---------- Dataset records ----------

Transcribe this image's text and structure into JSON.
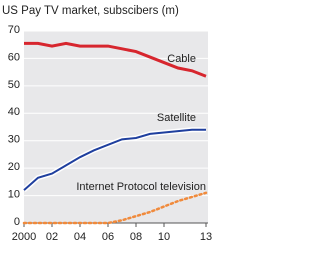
{
  "chart_data": {
    "type": "line",
    "title": "US Pay TV market, subscibers (m)",
    "x": [
      2000,
      2001,
      2002,
      2003,
      2004,
      2005,
      2006,
      2007,
      2008,
      2009,
      2010,
      2011,
      2012,
      2013
    ],
    "xlim": [
      2000,
      2013
    ],
    "xticks": [
      {
        "value": 2000,
        "label": "2000"
      },
      {
        "value": 2002,
        "label": "02"
      },
      {
        "value": 2004,
        "label": "04"
      },
      {
        "value": 2006,
        "label": "06"
      },
      {
        "value": 2008,
        "label": "08"
      },
      {
        "value": 2010,
        "label": "10"
      },
      {
        "value": 2013,
        "label": "13"
      }
    ],
    "ylim": [
      0,
      70
    ],
    "yticks": [
      0,
      10,
      20,
      30,
      40,
      50,
      60,
      70
    ],
    "grid": true,
    "series": [
      {
        "name": "Cable",
        "color": "#d7262e",
        "values": [
          65.5,
          65.5,
          64.5,
          65.5,
          64.5,
          64.5,
          64.5,
          63.5,
          62.5,
          60.5,
          58.5,
          56.5,
          55.5,
          53.5
        ]
      },
      {
        "name": "Satellite",
        "color": "#1f3f9e",
        "values": [
          12,
          16.5,
          18,
          21,
          24,
          26.5,
          28.5,
          30.5,
          31,
          32.5,
          33,
          33.5,
          34,
          34
        ]
      },
      {
        "name": "Internet Protocol television",
        "color": "#f08a3c",
        "values": [
          0,
          0,
          0,
          0,
          0,
          0,
          0,
          1,
          2.5,
          4,
          6,
          8,
          9.5,
          11
        ]
      }
    ]
  }
}
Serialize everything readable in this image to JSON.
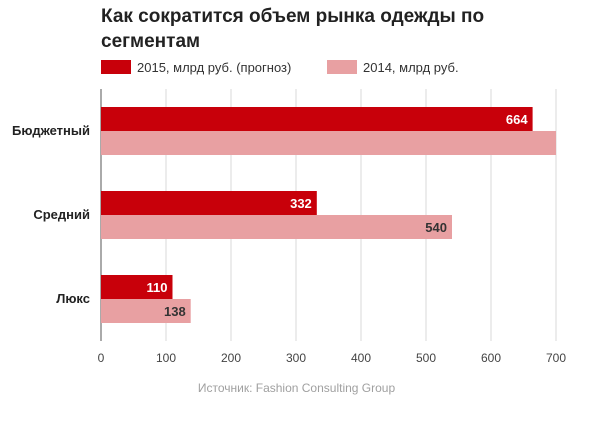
{
  "chart_data": {
    "type": "bar",
    "orientation": "horizontal",
    "title": "Как сократится объем рынка одежды по сегментам",
    "categories": [
      "Бюджетный",
      "Средний",
      "Люкс"
    ],
    "series": [
      {
        "name": "2015, млрд руб. (прогноз)",
        "values": [
          664,
          332,
          110
        ],
        "color": "#c8000a",
        "label_color": "#ffffff"
      },
      {
        "name": "2014, млрд руб.",
        "values": [
          700,
          540,
          138
        ],
        "color": "#e8a0a2",
        "label_color": "#333333"
      }
    ],
    "data_labels": [
      [
        "664",
        "332",
        "110"
      ],
      [
        "",
        "540",
        "138"
      ]
    ],
    "x_ticks": [
      0,
      100,
      200,
      300,
      400,
      500,
      600,
      700
    ],
    "xlim": [
      0,
      700
    ],
    "grid": true,
    "legend_position": "top",
    "xlabel": "",
    "ylabel": ""
  },
  "source": "Источник: Fashion Consulting Group"
}
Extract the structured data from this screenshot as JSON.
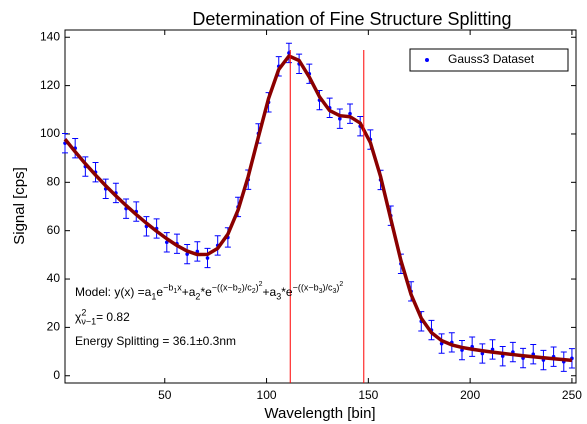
{
  "chart_data": {
    "type": "scatter",
    "title": "Determination of Fine Structure Splitting",
    "xlabel": "Wavelength [bin]",
    "ylabel": "Signal [cps]",
    "x": [
      1,
      6,
      11,
      16,
      21,
      26,
      31,
      36,
      41,
      46,
      51,
      56,
      61,
      66,
      71,
      76,
      81,
      86,
      91,
      96,
      101,
      106,
      111,
      116,
      121,
      126,
      131,
      136,
      141,
      146,
      151,
      156,
      161,
      166,
      171,
      176,
      181,
      186,
      191,
      196,
      201,
      206,
      211,
      216,
      221,
      226,
      231,
      236,
      241,
      246,
      250
    ],
    "series": [
      {
        "name": "Gauss3 Dataset",
        "color": "#0000ff",
        "error": 4,
        "values": [
          96.2,
          94.1,
          86.5,
          84.2,
          77.3,
          75.6,
          69.1,
          67.9,
          61.8,
          60.9,
          55.2,
          54.6,
          50.3,
          51.4,
          48.7,
          53.9,
          57.2,
          69.8,
          81.1,
          100.2,
          113.1,
          128.0,
          133.5,
          129.0,
          124.9,
          114.0,
          110.8,
          106.3,
          108.4,
          103.2,
          97.7,
          81.0,
          66.2,
          46.3,
          34.9,
          22.5,
          18.9,
          13.3,
          13.8,
          10.6,
          12.0,
          9.2,
          10.9,
          8.1,
          9.8,
          7.3,
          8.9,
          6.5,
          7.9,
          5.8,
          7.2
        ]
      },
      {
        "type": "line",
        "color": "#8b0000",
        "values": [
          97.86,
          92.64,
          87.69,
          83.01,
          78.58,
          74.39,
          70.42,
          66.66,
          63.11,
          59.77,
          56.66,
          53.87,
          51.57,
          50.13,
          50.21,
          52.68,
          58.55,
          68.52,
          82.42,
          98.77,
          114.68,
          126.71,
          132.23,
          130.39,
          123.52,
          115.39,
          109.66,
          107.56,
          107.14,
          104.51,
          96.42,
          82.39,
          64.91,
          47.64,
          33.56,
          23.79,
          17.83,
          14.54,
          12.76,
          11.71,
          10.96,
          10.34,
          9.78,
          9.25,
          8.76,
          8.29,
          7.85,
          7.43,
          7.03,
          6.66,
          6.37
        ]
      }
    ],
    "vlines": [
      111.64,
      147.76
    ],
    "vline_color": "#ff0000",
    "xlim": [
      1,
      252
    ],
    "ylim": [
      -3,
      143
    ],
    "xticks": [
      50,
      100,
      150,
      200,
      250
    ],
    "yticks": [
      0,
      20,
      40,
      60,
      80,
      100,
      120,
      140
    ],
    "legend": "upper right",
    "annotations": [
      [
        {
          "t": "Model: y(x) =a",
          "p": "base"
        },
        {
          "t": "1",
          "p": "sub"
        },
        {
          "t": "e",
          "p": "base"
        },
        {
          "t": "−b",
          "p": "sup"
        },
        {
          "t": "1",
          "p": "supsub"
        },
        {
          "t": "x",
          "p": "sup"
        },
        {
          "t": "+a",
          "p": "base"
        },
        {
          "t": "2",
          "p": "sub"
        },
        {
          "t": "*e",
          "p": "base"
        },
        {
          "t": "−((x−b",
          "p": "sup"
        },
        {
          "t": "2",
          "p": "supsub"
        },
        {
          "t": ")/c",
          "p": "sup"
        },
        {
          "t": "2",
          "p": "supsub"
        },
        {
          "t": ")",
          "p": "sup"
        },
        {
          "t": "2",
          "p": "supsup"
        },
        {
          "t": "+a",
          "p": "base"
        },
        {
          "t": "3",
          "p": "sub"
        },
        {
          "t": "*e",
          "p": "base"
        },
        {
          "t": "−((x−b",
          "p": "sup"
        },
        {
          "t": "3",
          "p": "supsub"
        },
        {
          "t": ")/c",
          "p": "sup"
        },
        {
          "t": "3",
          "p": "supsub"
        },
        {
          "t": ")",
          "p": "sup"
        },
        {
          "t": "2",
          "p": "supsup"
        }
      ],
      [
        {
          "t": "χ",
          "p": "base"
        },
        {
          "t": "2",
          "p": "supstack"
        },
        {
          "t": "ν−1",
          "p": "sub"
        },
        {
          "t": " = 0.82",
          "p": "base"
        }
      ],
      [
        {
          "t": "Energy Splitting = 36.1±0.3nm",
          "p": "base"
        }
      ]
    ]
  }
}
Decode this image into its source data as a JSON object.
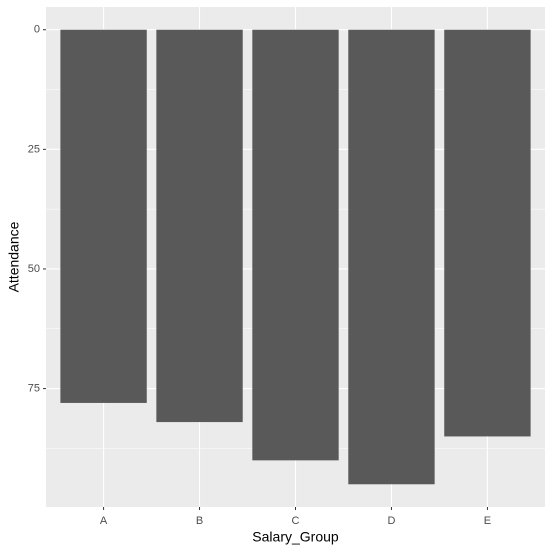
{
  "chart_data": {
    "type": "bar",
    "x_label": "Salary_Group",
    "y_label": "Attendance",
    "categories": [
      "A",
      "B",
      "C",
      "D",
      "E"
    ],
    "values": [
      78,
      82,
      90,
      95,
      85
    ],
    "color": "#595959",
    "ylim": [
      -4.75,
      99.75
    ],
    "y_reverse": true,
    "yticks": [
      0,
      25,
      50,
      75
    ],
    "yminor": [
      12.5,
      37.5,
      62.5,
      87.5
    ],
    "grid": true
  }
}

----------

▶ [Your goal] Find every line that holds "source" and copy it.

▶ [Solved exercise]
  "source": "Источник: Fashion Consulting Group"
Decode this image into its source data as a JSON object.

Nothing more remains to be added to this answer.